**Challenge**
List all the lines in these records that hold "Настройки".

**Items from a dataset**
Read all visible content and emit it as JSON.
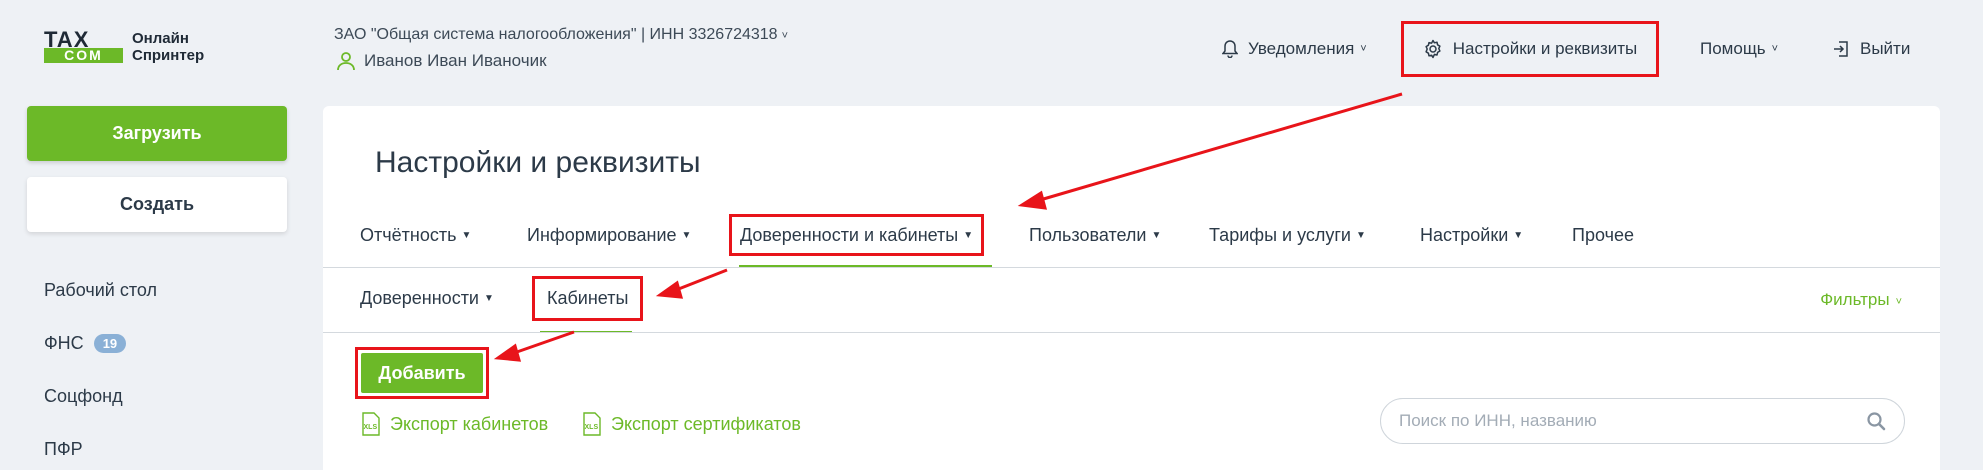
{
  "logo": {
    "mark_top": "TAX",
    "mark_bottom": "COM",
    "line1": "Онлайн",
    "line2": "Спринтер"
  },
  "header": {
    "org": "ЗАО \"Общая система налогообложения\" | ИНН 3326724318",
    "user": "Иванов Иван Иваночик",
    "notifications": "Уведомления",
    "settings": "Настройки и реквизиты",
    "help": "Помощь",
    "exit": "Выйти"
  },
  "sidebar": {
    "upload": "Загрузить",
    "create": "Создать",
    "items": [
      {
        "label": "Рабочий стол"
      },
      {
        "label": "ФНС",
        "badge": "19"
      },
      {
        "label": "Соцфонд"
      },
      {
        "label": "ПФР"
      }
    ]
  },
  "main": {
    "title": "Настройки и реквизиты",
    "tabs": [
      {
        "label": "Отчётность"
      },
      {
        "label": "Информирование"
      },
      {
        "label": "Доверенности и кабинеты"
      },
      {
        "label": "Пользователи"
      },
      {
        "label": "Тарифы и услуги"
      },
      {
        "label": "Настройки"
      },
      {
        "label": "Прочее"
      }
    ],
    "subtabs": [
      {
        "label": "Доверенности"
      },
      {
        "label": "Кабинеты"
      }
    ],
    "filters": "Фильтры",
    "add_button": "Добавить",
    "export_cabinets": "Экспорт кабинетов",
    "export_certs": "Экспорт сертификатов",
    "search_placeholder": "Поиск по ИНН, названию"
  },
  "colors": {
    "accent": "#6cb928",
    "highlight": "#e8141a",
    "text": "#2c3a48",
    "badge": "#8ab0d6"
  }
}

**Solution**
    "settings": "Настройки и реквизиты",
    "title": "Настройки и реквизиты",
        "label": "Настройки"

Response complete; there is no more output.